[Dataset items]
▬▬▬

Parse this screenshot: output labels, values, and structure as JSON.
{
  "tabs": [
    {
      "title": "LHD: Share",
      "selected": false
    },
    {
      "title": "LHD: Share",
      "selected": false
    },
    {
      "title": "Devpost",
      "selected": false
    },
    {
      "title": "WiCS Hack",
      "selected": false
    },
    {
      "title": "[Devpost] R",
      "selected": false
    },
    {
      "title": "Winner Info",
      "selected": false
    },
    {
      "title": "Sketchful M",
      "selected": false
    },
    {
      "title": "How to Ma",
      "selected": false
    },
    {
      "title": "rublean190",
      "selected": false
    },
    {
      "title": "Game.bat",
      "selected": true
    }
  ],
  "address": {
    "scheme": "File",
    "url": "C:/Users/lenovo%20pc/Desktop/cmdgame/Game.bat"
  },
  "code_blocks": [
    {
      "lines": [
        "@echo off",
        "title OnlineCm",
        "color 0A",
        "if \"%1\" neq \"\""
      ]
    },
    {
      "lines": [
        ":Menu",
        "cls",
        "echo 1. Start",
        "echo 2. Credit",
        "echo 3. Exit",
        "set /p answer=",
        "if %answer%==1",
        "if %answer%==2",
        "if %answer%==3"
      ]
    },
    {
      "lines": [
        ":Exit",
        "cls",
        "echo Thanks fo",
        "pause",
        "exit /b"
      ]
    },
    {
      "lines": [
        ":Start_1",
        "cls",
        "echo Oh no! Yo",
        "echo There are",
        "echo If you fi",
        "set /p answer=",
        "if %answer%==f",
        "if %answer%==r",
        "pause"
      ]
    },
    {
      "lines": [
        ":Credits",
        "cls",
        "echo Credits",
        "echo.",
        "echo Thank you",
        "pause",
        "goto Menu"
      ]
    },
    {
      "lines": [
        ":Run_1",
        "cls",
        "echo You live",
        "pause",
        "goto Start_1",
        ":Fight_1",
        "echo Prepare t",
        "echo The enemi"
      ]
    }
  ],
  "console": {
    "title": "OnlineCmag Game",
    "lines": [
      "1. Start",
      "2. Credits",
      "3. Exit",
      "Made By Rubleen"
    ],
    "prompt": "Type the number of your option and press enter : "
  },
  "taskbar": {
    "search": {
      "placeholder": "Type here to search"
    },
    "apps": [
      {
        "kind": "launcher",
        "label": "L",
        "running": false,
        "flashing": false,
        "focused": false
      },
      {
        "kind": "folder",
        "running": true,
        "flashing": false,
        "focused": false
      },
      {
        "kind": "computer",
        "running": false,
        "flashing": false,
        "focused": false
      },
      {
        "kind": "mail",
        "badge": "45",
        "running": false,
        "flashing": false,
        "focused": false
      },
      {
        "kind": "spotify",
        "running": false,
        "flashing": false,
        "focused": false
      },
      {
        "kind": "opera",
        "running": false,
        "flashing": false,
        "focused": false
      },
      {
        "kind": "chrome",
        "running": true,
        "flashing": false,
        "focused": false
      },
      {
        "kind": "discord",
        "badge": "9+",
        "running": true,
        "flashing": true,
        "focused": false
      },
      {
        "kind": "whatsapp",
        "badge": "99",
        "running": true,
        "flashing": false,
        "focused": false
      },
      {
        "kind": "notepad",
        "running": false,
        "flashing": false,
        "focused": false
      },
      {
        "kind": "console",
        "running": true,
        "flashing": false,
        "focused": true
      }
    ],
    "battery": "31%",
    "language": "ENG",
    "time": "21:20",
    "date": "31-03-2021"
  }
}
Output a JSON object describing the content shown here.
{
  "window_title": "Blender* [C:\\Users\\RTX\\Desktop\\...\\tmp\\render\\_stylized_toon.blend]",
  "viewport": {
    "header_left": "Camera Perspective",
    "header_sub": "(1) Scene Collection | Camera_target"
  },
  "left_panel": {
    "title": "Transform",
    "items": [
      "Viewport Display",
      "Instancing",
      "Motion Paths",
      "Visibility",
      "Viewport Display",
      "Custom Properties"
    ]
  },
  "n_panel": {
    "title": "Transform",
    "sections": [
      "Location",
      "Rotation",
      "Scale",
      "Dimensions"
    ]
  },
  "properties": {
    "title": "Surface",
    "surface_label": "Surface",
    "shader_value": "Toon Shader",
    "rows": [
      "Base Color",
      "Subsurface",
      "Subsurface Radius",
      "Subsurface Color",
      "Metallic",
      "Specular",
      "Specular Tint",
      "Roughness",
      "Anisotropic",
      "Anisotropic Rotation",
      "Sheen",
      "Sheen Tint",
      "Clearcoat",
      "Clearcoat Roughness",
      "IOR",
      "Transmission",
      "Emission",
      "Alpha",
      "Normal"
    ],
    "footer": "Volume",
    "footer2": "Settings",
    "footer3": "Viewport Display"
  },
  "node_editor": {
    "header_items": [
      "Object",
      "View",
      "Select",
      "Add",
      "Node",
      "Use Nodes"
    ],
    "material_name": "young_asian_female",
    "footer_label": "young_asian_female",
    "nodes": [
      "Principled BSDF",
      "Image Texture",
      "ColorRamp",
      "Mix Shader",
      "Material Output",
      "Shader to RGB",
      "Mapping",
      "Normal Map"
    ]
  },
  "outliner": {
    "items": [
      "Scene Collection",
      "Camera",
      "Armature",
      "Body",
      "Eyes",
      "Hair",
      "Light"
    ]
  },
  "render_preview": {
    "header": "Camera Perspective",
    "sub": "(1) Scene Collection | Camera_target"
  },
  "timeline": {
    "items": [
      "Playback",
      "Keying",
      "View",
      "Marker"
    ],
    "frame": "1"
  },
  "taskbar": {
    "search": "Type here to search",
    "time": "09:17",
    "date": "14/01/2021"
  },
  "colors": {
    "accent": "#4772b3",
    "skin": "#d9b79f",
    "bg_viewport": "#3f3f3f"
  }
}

▬▬▬

Copy the data above exactly. Every line must be included.

Parse this screenshot: output labels, values, and structure as JSON.
{
  "tabs": [
    {
      "title": "LHD: Share",
      "selected": false
    },
    {
      "title": "LHD: Share",
      "selected": false
    },
    {
      "title": "Devpost",
      "selected": false
    },
    {
      "title": "WiCS Hack",
      "selected": false
    },
    {
      "title": "[Devpost] R",
      "selected": false
    },
    {
      "title": "Winner Info",
      "selected": false
    },
    {
      "title": "Sketchful M",
      "selected": false
    },
    {
      "title": "How to Ma",
      "selected": false
    },
    {
      "title": "rublean190",
      "selected": false
    },
    {
      "title": "Game.bat",
      "selected": true
    }
  ],
  "address": {
    "scheme": "File",
    "url": "C:/Users/lenovo%20pc/Desktop/cmdgame/Game.bat"
  },
  "code_blocks": [
    {
      "lines": [
        "@echo off",
        "title OnlineCm",
        "color 0A",
        "if \"%1\" neq \"\""
      ]
    },
    {
      "lines": [
        ":Menu",
        "cls",
        "echo 1. Start",
        "echo 2. Credit",
        "echo 3. Exit",
        "set /p answer=",
        "if %answer%==1",
        "if %answer%==2",
        "if %answer%==3"
      ]
    },
    {
      "lines": [
        ":Exit",
        "cls",
        "echo Thanks fo",
        "pause",
        "exit /b"
      ]
    },
    {
      "lines": [
        ":Start_1",
        "cls",
        "echo Oh no! Yo",
        "echo There are",
        "echo If you fi",
        "set /p answer=",
        "if %answer%==f",
        "if %answer%==r",
        "pause"
      ]
    },
    {
      "lines": [
        ":Credits",
        "cls",
        "echo Credits",
        "echo.",
        "echo Thank you",
        "pause",
        "goto Menu"
      ]
    },
    {
      "lines": [
        ":Run_1",
        "cls",
        "echo You live",
        "pause",
        "goto Start_1",
        ":Fight_1",
        "echo Prepare t",
        "echo The enemi"
      ]
    }
  ],
  "console": {
    "title": "OnlineCmag Game",
    "lines": [
      "1. Start",
      "2. Credits",
      "3. Exit",
      "Made By Rubleen"
    ],
    "prompt": "Type the number of your option and press enter : "
  },
  "taskbar": {
    "search": {
      "placeholder": "Type here to search"
    },
    "apps": [
      {
        "kind": "launcher",
        "label": "L",
        "running": false,
        "flashing": false,
        "focused": false
      },
      {
        "kind": "folder",
        "running": true,
        "flashing": false,
        "focused": false
      },
      {
        "kind": "computer",
        "running": false,
        "flashing": false,
        "focused": false
      },
      {
        "kind": "mail",
        "badge": "45",
        "running": false,
        "flashing": false,
        "focused": false
      },
      {
        "kind": "spotify",
        "running": false,
        "flashing": false,
        "focused": false
      },
      {
        "kind": "opera",
        "running": false,
        "flashing": false,
        "focused": false
      },
      {
        "kind": "chrome",
        "running": true,
        "flashing": false,
        "focused": false
      },
      {
        "kind": "discord",
        "badge": "9+",
        "running": true,
        "flashing": true,
        "focused": false
      },
      {
        "kind": "whatsapp",
        "badge": "99",
        "running": true,
        "flashing": false,
        "focused": false
      },
      {
        "kind": "notepad",
        "running": false,
        "flashing": false,
        "focused": false
      },
      {
        "kind": "console",
        "running": true,
        "flashing": false,
        "focused": true
      }
    ],
    "battery": "31%",
    "language": "ENG",
    "time": "21:20",
    "date": "31-03-2021"
  }
}
Output a JSON object describing the content shown here.
{
  "window_title": "Blender* [C:\\Users\\RTX\\Desktop\\...\\tmp\\render\\_stylized_toon.blend]",
  "viewport": {
    "header_left": "Camera Perspective",
    "header_sub": "(1) Scene Collection | Camera_target"
  },
  "left_panel": {
    "title": "Transform",
    "items": [
      "Viewport Display",
      "Instancing",
      "Motion Paths",
      "Visibility",
      "Viewport Display",
      "Custom Properties"
    ]
  },
  "n_panel": {
    "title": "Transform",
    "sections": [
      "Location",
      "Rotation",
      "Scale",
      "Dimensions"
    ]
  },
  "properties": {
    "title": "Surface",
    "surface_label": "Surface",
    "shader_value": "Toon Shader",
    "rows": [
      "Base Color",
      "Subsurface",
      "Subsurface Radius",
      "Subsurface Color",
      "Metallic",
      "Specular",
      "Specular Tint",
      "Roughness",
      "Anisotropic",
      "Anisotropic Rotation",
      "Sheen",
      "Sheen Tint",
      "Clearcoat",
      "Clearcoat Roughness",
      "IOR",
      "Transmission",
      "Emission",
      "Alpha",
      "Normal"
    ],
    "footer": "Volume",
    "footer2": "Settings",
    "footer3": "Viewport Display"
  },
  "node_editor": {
    "header_items": [
      "Object",
      "View",
      "Select",
      "Add",
      "Node",
      "Use Nodes"
    ],
    "material_name": "young_asian_female",
    "footer_label": "young_asian_female",
    "nodes": [
      "Principled BSDF",
      "Image Texture",
      "ColorRamp",
      "Mix Shader",
      "Material Output",
      "Shader to RGB",
      "Mapping",
      "Normal Map"
    ]
  },
  "outliner": {
    "items": [
      "Scene Collection",
      "Camera",
      "Armature",
      "Body",
      "Eyes",
      "Hair",
      "Light"
    ]
  },
  "render_preview": {
    "header": "Camera Perspective",
    "sub": "(1) Scene Collection | Camera_target"
  },
  "timeline": {
    "items": [
      "Playback",
      "Keying",
      "View",
      "Marker"
    ],
    "frame": "1"
  },
  "taskbar": {
    "search": "Type here to search",
    "time": "09:17",
    "date": "14/01/2021"
  },
  "colors": {
    "accent": "#4772b3",
    "skin": "#d9b79f",
    "bg_viewport": "#3f3f3f"
  }
}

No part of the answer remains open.